Written request - Copy out all of the data below with no alterations.
··· Entries shown ···
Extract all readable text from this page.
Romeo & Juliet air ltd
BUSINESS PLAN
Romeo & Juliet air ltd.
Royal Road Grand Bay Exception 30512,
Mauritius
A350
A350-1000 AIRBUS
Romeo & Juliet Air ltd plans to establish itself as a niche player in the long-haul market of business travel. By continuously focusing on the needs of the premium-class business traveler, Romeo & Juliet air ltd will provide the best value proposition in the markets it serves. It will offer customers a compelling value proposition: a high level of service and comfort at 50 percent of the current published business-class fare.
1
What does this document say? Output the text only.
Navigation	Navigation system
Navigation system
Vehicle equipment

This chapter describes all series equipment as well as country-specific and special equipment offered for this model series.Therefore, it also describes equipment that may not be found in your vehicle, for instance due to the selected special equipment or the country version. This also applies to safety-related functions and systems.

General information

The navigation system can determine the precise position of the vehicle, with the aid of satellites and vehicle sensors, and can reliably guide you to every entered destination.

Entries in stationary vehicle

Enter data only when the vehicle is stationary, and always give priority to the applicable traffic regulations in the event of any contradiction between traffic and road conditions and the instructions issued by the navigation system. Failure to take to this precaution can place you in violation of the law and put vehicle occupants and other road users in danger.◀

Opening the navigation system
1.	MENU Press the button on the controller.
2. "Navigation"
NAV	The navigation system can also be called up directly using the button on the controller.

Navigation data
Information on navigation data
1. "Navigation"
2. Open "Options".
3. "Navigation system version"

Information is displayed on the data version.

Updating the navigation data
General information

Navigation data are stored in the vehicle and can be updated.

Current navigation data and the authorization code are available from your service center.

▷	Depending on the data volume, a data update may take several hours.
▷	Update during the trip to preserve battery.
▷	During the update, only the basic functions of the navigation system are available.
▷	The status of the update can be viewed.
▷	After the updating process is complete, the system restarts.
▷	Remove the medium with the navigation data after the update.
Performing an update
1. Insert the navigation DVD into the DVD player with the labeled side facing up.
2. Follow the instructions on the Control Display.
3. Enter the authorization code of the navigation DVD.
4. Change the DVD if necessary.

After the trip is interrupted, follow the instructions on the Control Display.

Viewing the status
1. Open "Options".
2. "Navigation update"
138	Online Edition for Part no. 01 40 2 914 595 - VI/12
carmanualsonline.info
···
Answer in full -
Extract all readable text from this page.
Romeo & Juliet air ltd
BUSINESS PLAN
Romeo & Juliet air ltd.
Royal Road Grand Bay Exception 30512,
Mauritius
A350
A350-1000 AIRBUS
Romeo & Juliet Air ltd plans to establish itself as a niche player in the long-haul market of business travel. By continuously focusing on the needs of the premium-class business traveler, Romeo & Juliet air ltd will provide the best value proposition in the markets it serves. It will offer customers a compelling value proposition: a high level of service and comfort at 50 percent of the current published business-class fare.
1
What does this document say? Output the text only.
Navigation	Navigation system
Navigation system
Vehicle equipment

This chapter describes all series equipment as well as country-specific and special equipment offered for this model series.Therefore, it also describes equipment that may not be found in your vehicle, for instance due to the selected special equipment or the country version. This also applies to safety-related functions and systems.

General information

The navigation system can determine the precise position of the vehicle, with the aid of satellites and vehicle sensors, and can reliably guide you to every entered destination.

Entries in stationary vehicle

Enter data only when the vehicle is stationary, and always give priority to the applicable traffic regulations in the event of any contradiction between traffic and road conditions and the instructions issued by the navigation system. Failure to take to this precaution can place you in violation of the law and put vehicle occupants and other road users in danger.◀

Opening the navigation system
1.	MENU Press the button on the controller.
2. "Navigation"
NAV	The navigation system can also be called up directly using the button on the controller.

Navigation data
Information on navigation data
1. "Navigation"
2. Open "Options".
3. "Navigation system version"

Information is displayed on the data version.

Updating the navigation data
General information

Navigation data are stored in the vehicle and can be updated.

Current navigation data and the authorization code are available from your service center.

▷	Depending on the data volume, a data update may take several hours.
▷	Update during the trip to preserve battery.
▷	During the update, only the basic functions of the navigation system are available.
▷	The status of the update can be viewed.
▷	After the updating process is complete, the system restarts.
▷	Remove the medium with the navigation data after the update.
Performing an update
1. Insert the navigation DVD into the DVD player with the labeled side facing up.
2. Follow the instructions on the Control Display.
3. Enter the authorization code of the navigation DVD.
4. Change the DVD if necessary.

After the trip is interrupted, follow the instructions on the Control Display.

Viewing the status
1. Open "Options".
2. "Navigation update"
138	Online Edition for Part no. 01 40 2 914 595 - VI/12
carmanualsonline.info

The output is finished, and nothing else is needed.